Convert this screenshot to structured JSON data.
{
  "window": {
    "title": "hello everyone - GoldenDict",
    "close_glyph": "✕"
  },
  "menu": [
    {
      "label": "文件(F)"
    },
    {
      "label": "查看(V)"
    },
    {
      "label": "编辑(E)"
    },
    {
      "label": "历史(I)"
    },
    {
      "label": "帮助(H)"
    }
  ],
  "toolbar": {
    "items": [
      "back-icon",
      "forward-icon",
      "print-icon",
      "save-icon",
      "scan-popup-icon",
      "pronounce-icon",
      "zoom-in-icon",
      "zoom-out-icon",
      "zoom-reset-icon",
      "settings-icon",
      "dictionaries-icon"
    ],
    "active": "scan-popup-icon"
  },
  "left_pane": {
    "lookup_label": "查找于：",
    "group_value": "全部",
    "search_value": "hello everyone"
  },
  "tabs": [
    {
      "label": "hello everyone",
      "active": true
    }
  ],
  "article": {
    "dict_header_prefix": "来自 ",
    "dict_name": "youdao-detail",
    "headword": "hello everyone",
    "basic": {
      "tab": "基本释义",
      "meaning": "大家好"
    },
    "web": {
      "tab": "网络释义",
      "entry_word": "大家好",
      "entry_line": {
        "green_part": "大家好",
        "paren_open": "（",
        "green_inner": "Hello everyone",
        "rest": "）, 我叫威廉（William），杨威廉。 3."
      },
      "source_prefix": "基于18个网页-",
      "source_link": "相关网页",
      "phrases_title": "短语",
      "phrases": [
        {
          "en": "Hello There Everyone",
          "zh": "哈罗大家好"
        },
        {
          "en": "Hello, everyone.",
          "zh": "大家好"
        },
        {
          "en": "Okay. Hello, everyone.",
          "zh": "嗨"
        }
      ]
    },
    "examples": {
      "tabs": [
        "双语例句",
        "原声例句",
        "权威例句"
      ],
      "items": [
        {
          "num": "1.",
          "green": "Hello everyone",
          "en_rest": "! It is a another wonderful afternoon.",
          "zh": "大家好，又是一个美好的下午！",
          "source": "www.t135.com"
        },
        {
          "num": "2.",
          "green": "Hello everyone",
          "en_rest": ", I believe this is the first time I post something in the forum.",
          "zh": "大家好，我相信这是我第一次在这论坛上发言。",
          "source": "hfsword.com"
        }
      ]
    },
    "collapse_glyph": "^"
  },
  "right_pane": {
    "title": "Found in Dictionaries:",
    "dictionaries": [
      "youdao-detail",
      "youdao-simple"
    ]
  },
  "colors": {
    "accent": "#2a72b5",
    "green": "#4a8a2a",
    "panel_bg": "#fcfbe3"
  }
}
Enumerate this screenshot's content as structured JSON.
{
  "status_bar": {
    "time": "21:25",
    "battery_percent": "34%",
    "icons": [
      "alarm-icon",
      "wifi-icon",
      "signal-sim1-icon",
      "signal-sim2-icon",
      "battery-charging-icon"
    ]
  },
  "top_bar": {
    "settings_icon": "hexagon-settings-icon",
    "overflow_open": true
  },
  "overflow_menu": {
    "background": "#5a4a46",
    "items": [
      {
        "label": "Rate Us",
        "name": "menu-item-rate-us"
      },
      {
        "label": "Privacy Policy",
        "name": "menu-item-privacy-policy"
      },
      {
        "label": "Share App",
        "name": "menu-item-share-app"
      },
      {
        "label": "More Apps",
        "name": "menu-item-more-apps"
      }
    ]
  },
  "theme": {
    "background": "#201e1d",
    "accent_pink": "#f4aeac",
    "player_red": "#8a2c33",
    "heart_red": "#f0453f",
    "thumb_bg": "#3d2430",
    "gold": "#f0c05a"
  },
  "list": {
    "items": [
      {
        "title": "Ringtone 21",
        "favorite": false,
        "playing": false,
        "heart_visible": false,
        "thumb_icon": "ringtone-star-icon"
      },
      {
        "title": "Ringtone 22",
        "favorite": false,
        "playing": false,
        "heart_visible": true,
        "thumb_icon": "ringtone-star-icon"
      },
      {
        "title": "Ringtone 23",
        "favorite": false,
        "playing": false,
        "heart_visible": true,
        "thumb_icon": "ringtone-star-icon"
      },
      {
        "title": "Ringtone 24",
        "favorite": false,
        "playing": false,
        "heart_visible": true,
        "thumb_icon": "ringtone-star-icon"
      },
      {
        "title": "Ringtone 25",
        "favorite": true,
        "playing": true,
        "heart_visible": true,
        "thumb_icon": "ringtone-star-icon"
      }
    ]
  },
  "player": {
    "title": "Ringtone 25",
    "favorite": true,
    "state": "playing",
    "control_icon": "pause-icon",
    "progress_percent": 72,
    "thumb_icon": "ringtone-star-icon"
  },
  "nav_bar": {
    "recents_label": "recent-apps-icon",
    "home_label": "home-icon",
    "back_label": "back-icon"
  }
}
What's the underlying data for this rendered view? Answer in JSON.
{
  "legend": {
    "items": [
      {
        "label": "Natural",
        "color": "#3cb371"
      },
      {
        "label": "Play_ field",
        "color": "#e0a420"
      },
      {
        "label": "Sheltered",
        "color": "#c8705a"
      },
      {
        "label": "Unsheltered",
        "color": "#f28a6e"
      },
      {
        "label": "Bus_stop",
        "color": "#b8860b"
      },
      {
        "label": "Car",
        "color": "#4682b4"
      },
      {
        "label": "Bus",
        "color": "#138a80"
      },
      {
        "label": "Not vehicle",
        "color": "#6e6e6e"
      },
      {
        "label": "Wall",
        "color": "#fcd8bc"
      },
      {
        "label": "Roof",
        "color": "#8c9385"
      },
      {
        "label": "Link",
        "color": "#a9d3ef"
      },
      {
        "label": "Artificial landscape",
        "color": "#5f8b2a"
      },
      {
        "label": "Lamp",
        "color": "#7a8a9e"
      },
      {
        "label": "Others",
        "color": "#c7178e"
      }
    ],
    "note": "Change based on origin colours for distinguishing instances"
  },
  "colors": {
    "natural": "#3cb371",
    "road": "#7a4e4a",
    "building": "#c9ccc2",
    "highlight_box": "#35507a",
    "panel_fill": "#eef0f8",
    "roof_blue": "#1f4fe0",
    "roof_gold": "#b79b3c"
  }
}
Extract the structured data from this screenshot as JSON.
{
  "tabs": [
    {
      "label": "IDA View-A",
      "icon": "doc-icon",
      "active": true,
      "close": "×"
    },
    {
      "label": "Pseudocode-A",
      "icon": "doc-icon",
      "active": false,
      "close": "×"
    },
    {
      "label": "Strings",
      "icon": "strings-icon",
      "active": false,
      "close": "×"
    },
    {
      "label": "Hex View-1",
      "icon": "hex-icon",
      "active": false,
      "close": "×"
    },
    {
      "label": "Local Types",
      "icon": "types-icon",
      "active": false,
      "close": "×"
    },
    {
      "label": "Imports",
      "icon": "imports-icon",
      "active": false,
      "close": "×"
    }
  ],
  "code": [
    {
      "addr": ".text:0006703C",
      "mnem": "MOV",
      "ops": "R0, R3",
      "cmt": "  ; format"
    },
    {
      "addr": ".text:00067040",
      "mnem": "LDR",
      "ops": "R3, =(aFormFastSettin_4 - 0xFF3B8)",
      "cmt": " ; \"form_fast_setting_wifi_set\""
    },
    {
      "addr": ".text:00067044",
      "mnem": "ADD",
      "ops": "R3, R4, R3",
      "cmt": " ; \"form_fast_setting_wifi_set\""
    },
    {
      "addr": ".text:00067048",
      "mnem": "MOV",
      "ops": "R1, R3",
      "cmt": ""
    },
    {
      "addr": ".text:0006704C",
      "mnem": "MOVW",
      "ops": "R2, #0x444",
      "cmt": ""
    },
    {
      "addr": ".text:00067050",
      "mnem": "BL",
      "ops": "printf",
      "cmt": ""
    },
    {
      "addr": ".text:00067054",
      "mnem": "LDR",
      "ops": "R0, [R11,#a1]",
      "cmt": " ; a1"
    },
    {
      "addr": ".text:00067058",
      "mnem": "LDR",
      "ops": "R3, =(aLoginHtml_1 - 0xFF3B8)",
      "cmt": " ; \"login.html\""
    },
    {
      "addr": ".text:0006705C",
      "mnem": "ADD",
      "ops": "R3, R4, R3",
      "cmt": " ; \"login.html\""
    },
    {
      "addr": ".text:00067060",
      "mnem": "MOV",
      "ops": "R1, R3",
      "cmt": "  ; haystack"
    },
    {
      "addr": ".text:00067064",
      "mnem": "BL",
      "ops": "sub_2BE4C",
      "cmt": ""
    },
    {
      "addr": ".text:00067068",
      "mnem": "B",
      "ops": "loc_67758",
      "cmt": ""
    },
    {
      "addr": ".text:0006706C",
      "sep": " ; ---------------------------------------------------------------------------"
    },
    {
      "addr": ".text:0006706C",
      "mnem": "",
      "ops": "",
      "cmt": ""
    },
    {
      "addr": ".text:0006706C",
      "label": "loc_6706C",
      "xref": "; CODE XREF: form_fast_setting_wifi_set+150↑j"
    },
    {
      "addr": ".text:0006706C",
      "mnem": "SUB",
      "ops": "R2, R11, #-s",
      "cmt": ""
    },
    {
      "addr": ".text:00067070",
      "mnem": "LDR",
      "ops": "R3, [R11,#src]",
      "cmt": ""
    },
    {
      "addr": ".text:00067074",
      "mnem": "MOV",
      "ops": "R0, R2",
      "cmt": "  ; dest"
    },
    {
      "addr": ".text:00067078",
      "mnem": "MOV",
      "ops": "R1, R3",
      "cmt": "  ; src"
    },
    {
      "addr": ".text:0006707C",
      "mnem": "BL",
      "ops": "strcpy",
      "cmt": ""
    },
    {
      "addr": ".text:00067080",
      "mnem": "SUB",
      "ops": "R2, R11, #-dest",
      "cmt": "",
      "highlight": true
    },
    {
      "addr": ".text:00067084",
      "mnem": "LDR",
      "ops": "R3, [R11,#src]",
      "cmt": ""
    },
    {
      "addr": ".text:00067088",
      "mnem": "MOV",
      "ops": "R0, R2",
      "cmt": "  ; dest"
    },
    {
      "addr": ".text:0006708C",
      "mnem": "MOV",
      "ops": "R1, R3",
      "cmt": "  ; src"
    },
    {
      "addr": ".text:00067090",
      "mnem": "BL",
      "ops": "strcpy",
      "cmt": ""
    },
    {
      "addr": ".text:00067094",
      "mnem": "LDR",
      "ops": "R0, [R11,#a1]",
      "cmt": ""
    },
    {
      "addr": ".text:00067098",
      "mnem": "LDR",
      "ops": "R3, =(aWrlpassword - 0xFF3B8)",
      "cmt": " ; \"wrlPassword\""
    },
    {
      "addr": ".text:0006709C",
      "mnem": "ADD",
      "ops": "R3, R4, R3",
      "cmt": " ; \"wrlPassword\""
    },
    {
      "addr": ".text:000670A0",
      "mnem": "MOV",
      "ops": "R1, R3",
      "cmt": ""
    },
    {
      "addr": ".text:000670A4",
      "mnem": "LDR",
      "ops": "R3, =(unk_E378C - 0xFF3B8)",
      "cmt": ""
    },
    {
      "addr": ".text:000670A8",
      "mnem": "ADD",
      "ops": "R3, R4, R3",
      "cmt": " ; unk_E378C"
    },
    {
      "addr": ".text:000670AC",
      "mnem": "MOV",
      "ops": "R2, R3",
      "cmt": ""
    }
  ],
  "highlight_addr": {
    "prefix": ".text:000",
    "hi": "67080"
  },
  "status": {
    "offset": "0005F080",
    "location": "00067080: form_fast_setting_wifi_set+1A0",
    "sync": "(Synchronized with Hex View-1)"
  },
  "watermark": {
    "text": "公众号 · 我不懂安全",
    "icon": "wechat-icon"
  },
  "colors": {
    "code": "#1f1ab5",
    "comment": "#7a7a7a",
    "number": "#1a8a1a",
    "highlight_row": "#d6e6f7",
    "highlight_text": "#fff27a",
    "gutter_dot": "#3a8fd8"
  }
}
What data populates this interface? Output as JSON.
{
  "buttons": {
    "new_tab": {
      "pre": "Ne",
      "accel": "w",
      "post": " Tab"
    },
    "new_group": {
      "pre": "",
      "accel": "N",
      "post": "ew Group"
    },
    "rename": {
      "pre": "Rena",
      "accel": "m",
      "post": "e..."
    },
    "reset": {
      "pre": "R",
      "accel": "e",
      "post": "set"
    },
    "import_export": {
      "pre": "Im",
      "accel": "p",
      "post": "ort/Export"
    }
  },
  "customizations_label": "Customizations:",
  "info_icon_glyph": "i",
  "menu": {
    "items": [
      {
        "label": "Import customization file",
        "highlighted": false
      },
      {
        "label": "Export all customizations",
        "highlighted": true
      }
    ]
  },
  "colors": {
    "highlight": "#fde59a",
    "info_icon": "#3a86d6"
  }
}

————————

*Short task*:
Find out how many lines in the listing contain the string "data". Give the number alone.

*Final result*:
4